▶ _Document passage_:
* begin *
API Reference#

Note

The Step API is part of Exca core but its public surface is still evolving — expect breaking changes between minor versions. See Step for context.

Core classes#

class exca.steps.Step(*, infra: Backend | None = None)#

Base class for pipeline steps.

Override _run() to implement computation:

class Generator(Step):
    def _run(self):
        return load_data()


class Transformer(Step):
    coeff: float = 1.0

    def _run(self, data):
        return data * self.coeff

Override _resolve_step() to decompose into a chain of steps:

class Pipeline(Step):
    transforms: list[Step] = []

    def _run(self, data):
        return expensive_computation(data)

    def _resolve_step(self):
        if not self.transforms:
            return self
        stripped = self.model_copy(update={"transforms": []})
        return Chain(steps=[stripped] + self.transforms)

Note

When Step is used as a pydantic field type, a list/tuple is auto-converted to a Chain (and a dict is dispatched on the discriminator key, "type" by default). Configs typically pass dicts rather than instances so they round-trip through YAML/JSON:

class Config(pydantic.BaseModel):
    pipeline: Step

Config(pipeline=[
    {"type": "Mult", "coeff": 2},
    {"type": "Mult", "coeff": 3},
])  # pipeline is a Chain
clone(*args: dict[str, Any], **kwargs: Any) Self#

Create a fresh Step config, optionally updated with params.

item_uid(value: Any) str | None#

Custom cache uid for value, or None for default keying.

lookup(value: Any = <exca.steps.identity.NoValue object>, *, _upstream: Sequence[Step] = (), _uid: str | None = None) LookupHandle#

Return a LookupHandle for inspecting or clearing the cache.

Parameters:

value – The input value to look up. Omit for no-input steps.

Returns:

Handle to inspect, retrieve, or clear the cached result.

Return type:

LookupHandle

run(value: Any = <exca.steps.identity.NoValue object>) Any#

Execute the step, using the cache and backend when configured.
* end *
▶ _To do_:
[1] Quote the Step API reference verbatim, starting with "Create a fresh" and going on through "clearing the cache.".
[2] Answer these questions from the Step API reference:
(a) Which method do you override to implement a step's computation?
(b) When Step is used as a pydantic field type, what is the default discriminator key for dispatching a dict?
(c) What type does the lookup method return?
[3] How might the Step API reference go on after its last sentence? Continue it from that point.
The extracted data come from a separate source, unrelated to the Step API reference.

▶ _Extracted data_:
* begin *
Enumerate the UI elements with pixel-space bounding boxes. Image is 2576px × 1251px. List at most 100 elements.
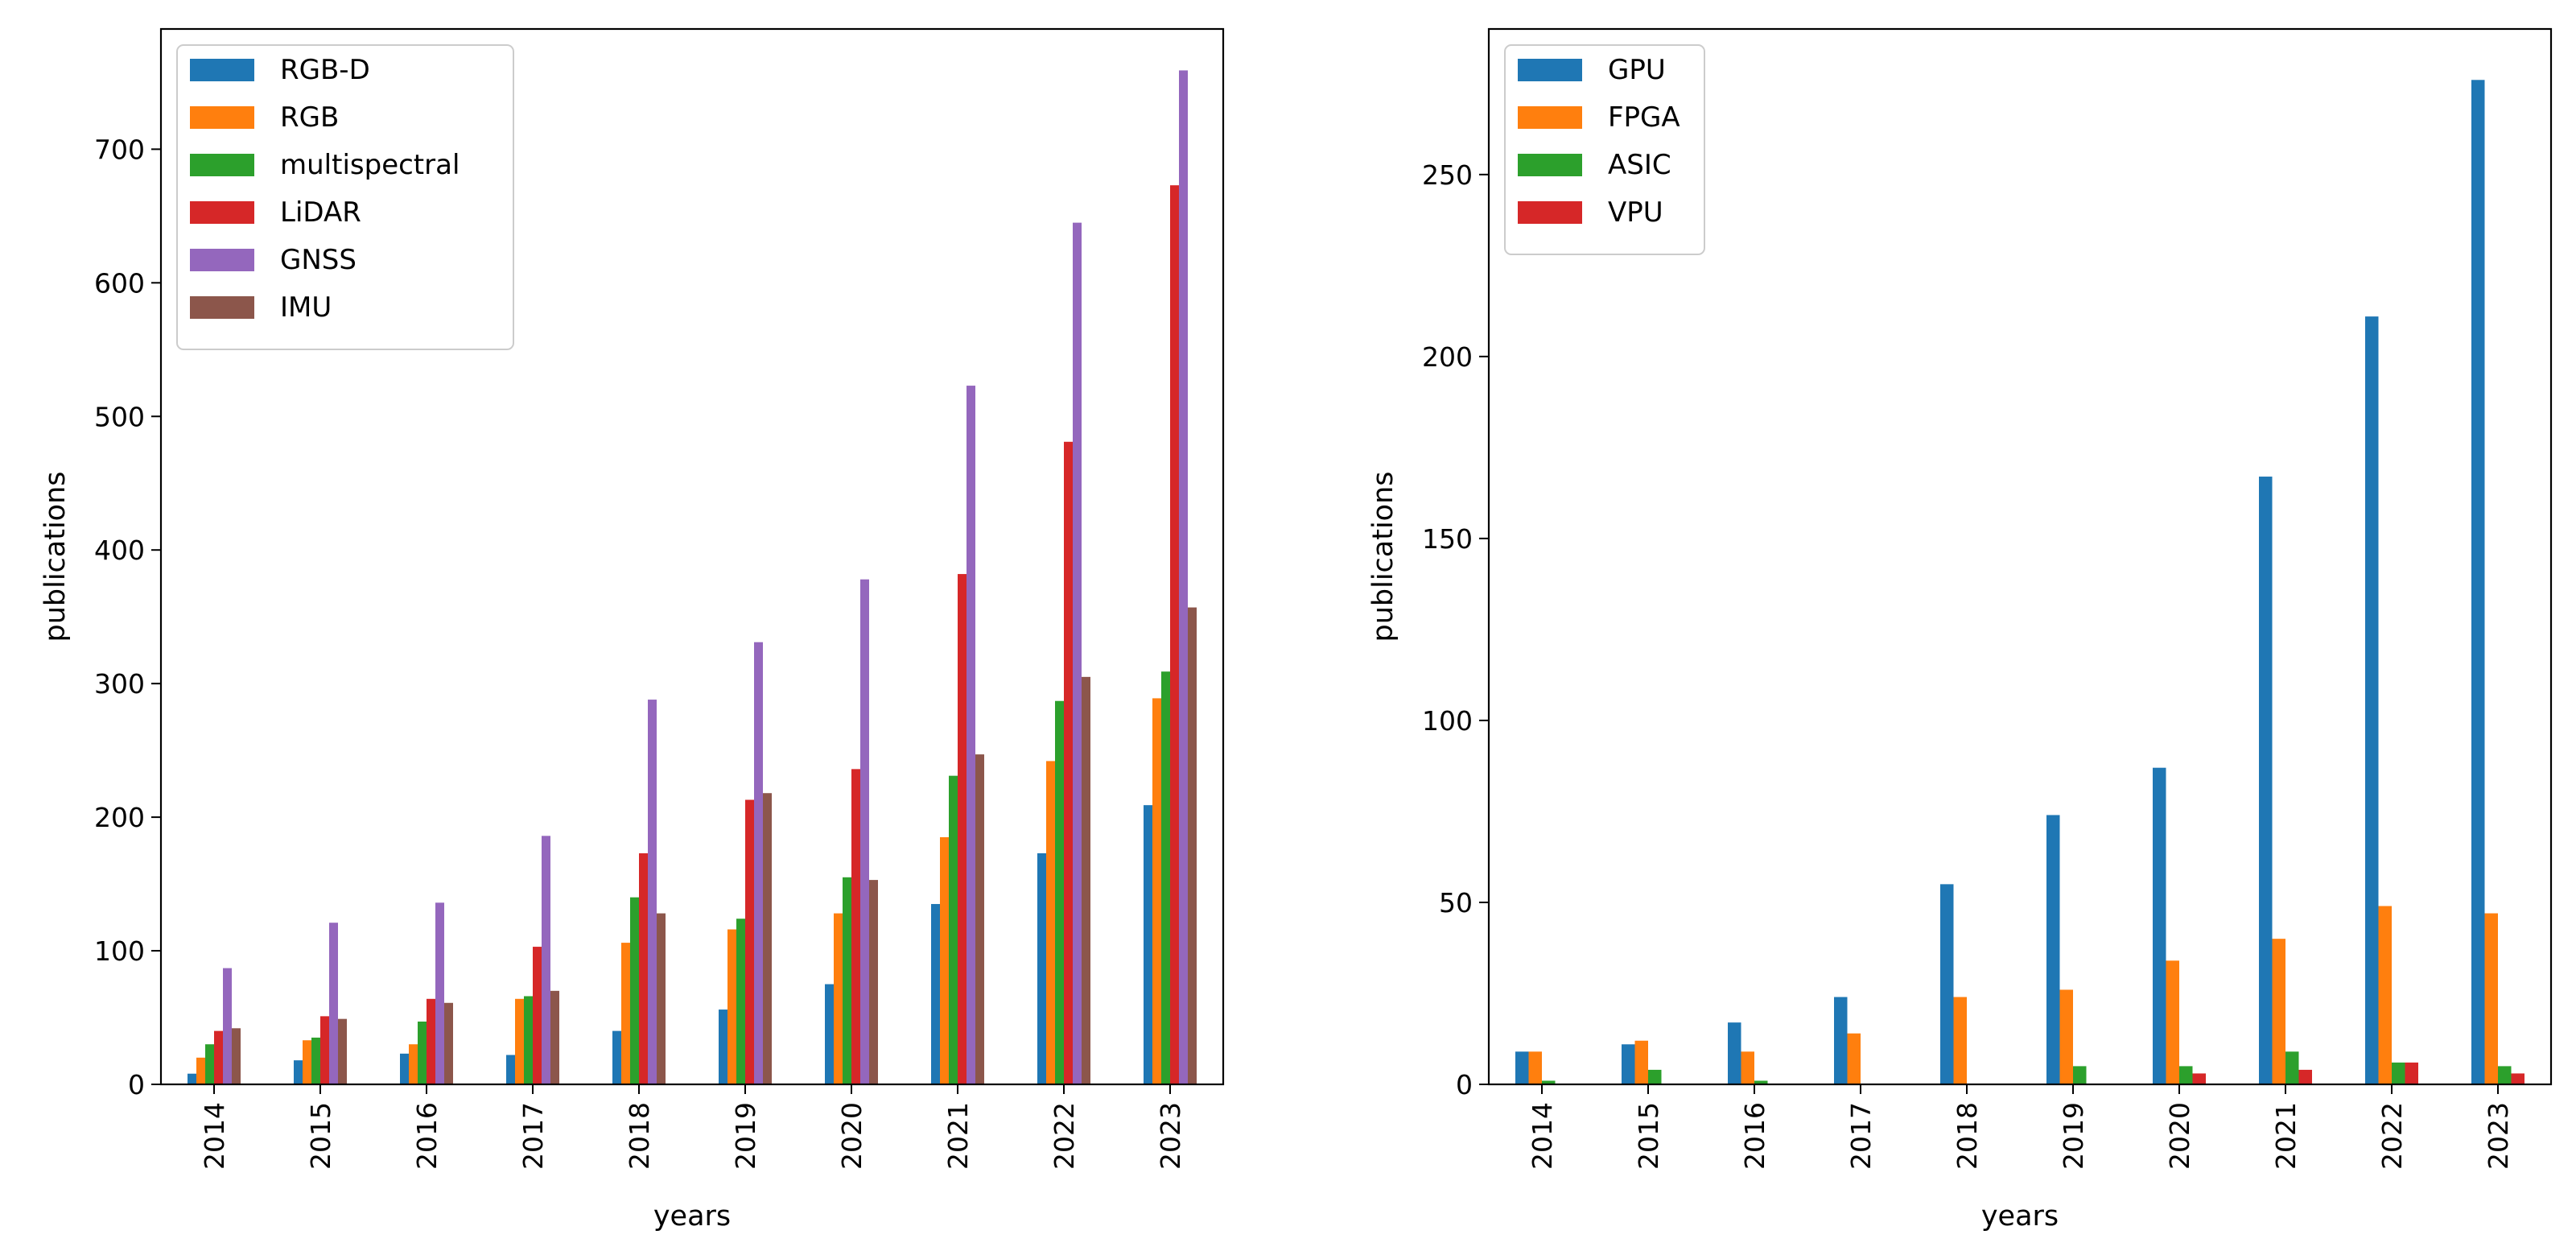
- legend-swatch-asic: [1518, 154, 1582, 176]
- bar-lidar-2018: [639, 853, 648, 1084]
- bar-fpga-2023: [2484, 913, 2498, 1084]
- bar-lidar-2021: [958, 574, 967, 1084]
- bar-fpga-2014: [1528, 1051, 1542, 1084]
- x-tick-label: 2017: [517, 1102, 549, 1170]
- series-vpu: [2192, 1062, 2524, 1084]
- legend-swatch-gnss: [190, 249, 254, 271]
- x-tick-label: 2021: [2270, 1102, 2302, 1170]
- bar-rgb-2021: [940, 836, 949, 1084]
- bar-multispectral-2021: [949, 775, 958, 1084]
- series-multispectral: [205, 671, 1170, 1084]
- legend-label-gpu: GPU: [1608, 54, 1666, 86]
- bar-gnss-2018: [648, 700, 657, 1084]
- bar-rgb-2014: [196, 1057, 205, 1084]
- bar-gnss-2015: [329, 923, 338, 1084]
- x-tick-label: 2015: [1633, 1102, 1664, 1170]
- bar-imu-2017: [550, 990, 559, 1084]
- bar-multispectral-2015: [311, 1037, 320, 1084]
- series-gnss: [223, 70, 1188, 1085]
- bar-rgb-2015: [303, 1040, 311, 1084]
- bar-fpga-2020: [2166, 960, 2179, 1084]
- legend-label-asic: ASIC: [1608, 149, 1671, 181]
- bar-lidar-2016: [427, 998, 435, 1084]
- legend-swatch-fpga: [1518, 106, 1582, 129]
- x-tick-label: 2019: [730, 1102, 761, 1170]
- x-tick-label: 2022: [1049, 1102, 1080, 1170]
- bar-multispectral-2017: [524, 996, 533, 1084]
- bar-multispectral-2023: [1161, 671, 1170, 1084]
- sensors-chart: 0 100 200 300 400 500 600 700 2014 2015 2016 2017 20…: [39, 27, 1225, 1232]
- bar-multispectral-2022: [1055, 700, 1064, 1084]
- x-tick-label: 2023: [2483, 1102, 2514, 1170]
- x-tick-label: 2017: [1845, 1102, 1877, 1170]
- legend-swatch-multispectral: [190, 154, 254, 176]
- y-axis-label: publications: [1367, 471, 1399, 642]
- y-tick-label: 100: [94, 935, 145, 967]
- bar-asic-2019: [2073, 1066, 2087, 1084]
- bar-fpga-2021: [2272, 939, 2285, 1084]
- bar-asic-2015: [1648, 1069, 1662, 1084]
- y-tick-label: 500: [94, 401, 145, 432]
- bar-vpu-2023: [2511, 1073, 2524, 1084]
- series-rgb-d: [188, 805, 1152, 1084]
- bar-rgb-d-2022: [1037, 853, 1046, 1084]
- bar-gnss-2023: [1179, 70, 1188, 1085]
- bar-gpu-2016: [1728, 1022, 1741, 1084]
- x-tick-label: 2014: [199, 1102, 230, 1170]
- bar-rgb-d-2016: [400, 1053, 409, 1084]
- legend-swatch-rgb: [190, 106, 254, 129]
- bar-lidar-2014: [214, 1030, 223, 1084]
- x-tick-label: 2016: [1739, 1102, 1770, 1170]
- bar-vpu-2021: [2298, 1069, 2312, 1084]
- bar-gpu-2022: [2365, 316, 2379, 1084]
- bar-asic-2021: [2285, 1051, 2299, 1084]
- bar-imu-2023: [1188, 607, 1197, 1084]
- series-gpu: [1515, 80, 2485, 1084]
- bar-fpga-2018: [1953, 997, 1967, 1084]
- bar-gnss-2021: [967, 386, 975, 1085]
- bar-gpu-2017: [1834, 997, 1848, 1084]
- bar-rgb-d-2014: [188, 1073, 196, 1084]
- bar-rgb-2023: [1152, 698, 1161, 1084]
- y-tick-label: 700: [94, 134, 145, 165]
- y-tick-label: 250: [1422, 159, 1473, 191]
- bar-multispectral-2020: [843, 877, 851, 1084]
- bar-asic-2022: [2392, 1062, 2405, 1084]
- axes-frame: [1487, 27, 2553, 1086]
- x-tick-label: 2022: [2376, 1102, 2408, 1170]
- y-tick-label: 200: [94, 802, 145, 833]
- legend-swatch-lidar: [190, 201, 254, 224]
- legend-box: [176, 44, 514, 350]
- x-axis-label: years: [1981, 1200, 2059, 1232]
- bar-vpu-2022: [2405, 1062, 2418, 1084]
- bar-imu-2016: [444, 1002, 453, 1084]
- x-tick-label: 2023: [1155, 1102, 1186, 1170]
- bar-multispectral-2016: [418, 1022, 427, 1084]
- x-tick-label: 2019: [2058, 1102, 2089, 1170]
- y-tick-label: 600: [94, 267, 145, 299]
- series-imu: [232, 607, 1197, 1084]
- bar-asic-2020: [2179, 1066, 2193, 1084]
- legend-label-rgb: RGB: [280, 101, 339, 134]
- bar-imu-2022: [1082, 676, 1090, 1084]
- bar-gpu-2015: [1622, 1044, 1635, 1084]
- bar-rgb-d-2019: [719, 1009, 727, 1084]
- y-tick-label: 50: [1439, 887, 1473, 919]
- legend-swatch-imu: [190, 296, 254, 319]
- legend-label-imu: IMU: [280, 291, 332, 324]
- bar-multispectral-2014: [205, 1044, 214, 1084]
- y-axis-label: publications: [39, 471, 72, 642]
- bar-rgb-d-2020: [825, 984, 834, 1084]
- y-tick-label: 0: [1456, 1069, 1473, 1100]
- bar-lidar-2015: [320, 1016, 329, 1084]
- series-lidar: [214, 185, 1179, 1084]
- bar-rgb-2019: [727, 929, 736, 1084]
- legend-swatch-rgb-d: [190, 59, 254, 81]
- bar-multispectral-2018: [630, 897, 639, 1084]
- bar-rgb-2016: [409, 1044, 418, 1084]
- x-tick-label: 2021: [942, 1102, 974, 1170]
- axes-frame: [159, 27, 1225, 1086]
- bar-rgb-d-2015: [294, 1060, 303, 1084]
- y-tick-label: 100: [1422, 705, 1473, 737]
* end *
▶ _Responses to the tasks_:
[1]
Create a fresh Step config, optionally updated with params.

item_uid(value: Any) str | None#

Custom cache uid for value, or None for default keying.

lookup(value: Any = <exca.steps.identity.NoValue object>, *, _upstream: Sequence[Step] = (), _uid: str | None = None) LookupHandle#

Return a LookupHandle for inspecting or clearing the cache.

[2]
(a) _run()
(b) "type"
(c) LookupHandle

[3]
Parameters:

value – Input to the step. Omit for no-input steps.

Returns:

Cached or freshly computed result.

Return type:

Any

class exca.steps.Chain(*, infra: Backend | None = None, steps: Sequence[Step] | OrderedDict[str, Step])#

Bases: Step

Compose multiple steps sequentially.

Example:

chain = Chain(
    steps=[LoadData(path="x.csv"), Train(epochs=10)],
    infra={"backend": "Cached", "folder": "/cache"},
)
result = chain.run()

Chain has the same public API as Step; the constructor adds a steps field (a Sequence[Step] or OrderedDict[str, Step]). chain[i] and len(chain) index into the sub-steps; slicing returns a new Chain.

Batched execution#

class exca.steps.Items(values: Iterable[Any] | None = None)[source]#

Batch wrapper: run the same step over many inputs.

step.run(Items([v1, v2, ...])) produces a streaming iterator yielding one result per input, in order, with one cache entry per (step, input) pair. Items() with no arguments is the no-input form for generator steps.

Example:

step = Multiply(coeff=2.0, infra={"backend": "Cached", "folder": cache})
for r in step.run(Items([1.0, 2.0, 3.0])):
    print(r)                                    # 2.0, then 4.0, then 6.0

See Items — batched compute for batched semantics, custom item_uid, and _run_batch.

exception exca.steps.items.BatchProtocolError[source]#

Raised when _run_batch does not yield one result per consumed input.

Cache lookup#

class exca.steps.backends.LookupHandle(paths: StepPaths | None = None, cache_dict: CacheDict[Any] | None = None, backend: Backend | None = None, uid: str = '')[source]#

Cache handle for a (step, value) pair.

Returned by Step.lookup(). Provides read-only access to the cache entry and its on-disk paths.

property cache_dict: CacheDict[Any][source]#

CacheDict for this entry.

cached() bool[source]#

True iff there is a cached success or error.

clear_cache(recursive: bool = True) None[source]#

Delete the cached result and associated files.

Parameters:

recursive – Also clear sub-step caches (e.g. inside a Chain).

job() Job[Any] | None[source]#

Return the live inflight job, or latest submitit job recorded for logs.

property paths: StepPaths[source]#

On-disk path layout (StepPaths) for this entry.

result() Any[source]#

Return the cached value, or re-raise a cached error.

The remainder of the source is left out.